> **Short exercise**
What lines of the data include the string "единица"? Copy them all.

> **Raw data**
----
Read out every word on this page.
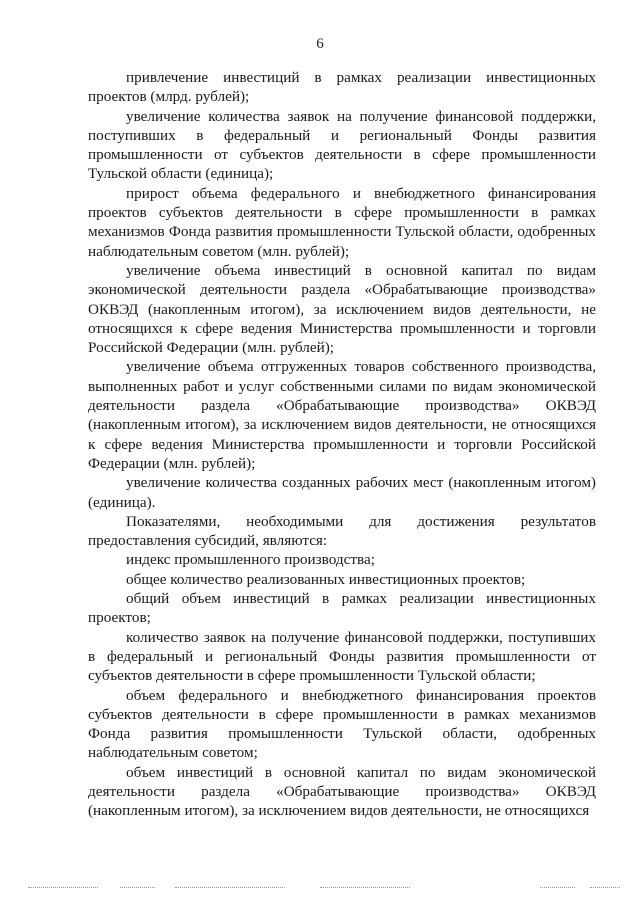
6

привлечение инвестиций в рамках реализации инвестиционных проектов (млрд. рублей);

увеличение количества заявок на получение финансовой поддержки, поступивших в федеральный и региональный Фонды развития промышленности от субъектов деятельности в сфере промышленности Тульской области (единица);

прирост объема федерального и внебюджетного финансирования проектов субъектов деятельности в сфере промышленности в рамках механизмов Фонда развития промышленности Тульской области, одобренных наблюдательным советом (млн. рублей);

увеличение объема инвестиций в основной капитал по видам экономической деятельности раздела «Обрабатывающие производства» ОКВЭД (накопленным итогом), за исключением видов деятельности, не относящихся к сфере ведения Министерства промышленности и торговли Российской Федерации (млн. рублей);

увеличение объема отгруженных товаров собственного производства, выполненных работ и услуг собственными силами по видам экономической деятельности раздела «Обрабатывающие производства» ОКВЭД (накопленным итогом), за исключением видов деятельности, не относящихся к сфере ведения Министерства промышленности и торговли Российской Федерации (млн. рублей);

увеличение количества созданных рабочих мест (накопленным итогом) (единица).

Показателями, необходимыми для достижения результатов предоставления субсидий, являются:

индекс промышленного производства;

общее количество реализованных инвестиционных проектов;

общий объем инвестиций в рамках реализации инвестиционных проектов;

количество заявок на получение финансовой поддержки, поступивших в федеральный и региональный Фонды развития промышленности от субъектов деятельности в сфере промышленности Тульской области;

объем федерального и внебюджетного финансирования проектов субъектов деятельности в сфере промышленности в рамках механизмов Фонда развития промышленности Тульской области, одобренных наблюдательным советом;

объем инвестиций в основной капитал по видам экономической деятельности раздела «Обрабатывающие производства» ОКВЭД (накопленным итогом), за исключением видов деятельности, не относящихся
----
> **Solved problem**
увеличение количества заявок на получение финансовой поддержки, поступивших в федеральный и региональный Фонды развития промышленности от субъектов деятельности в сфере промышленности Тульской области (единица);
увеличение количества созданных рабочих мест (накопленным итогом) (единица).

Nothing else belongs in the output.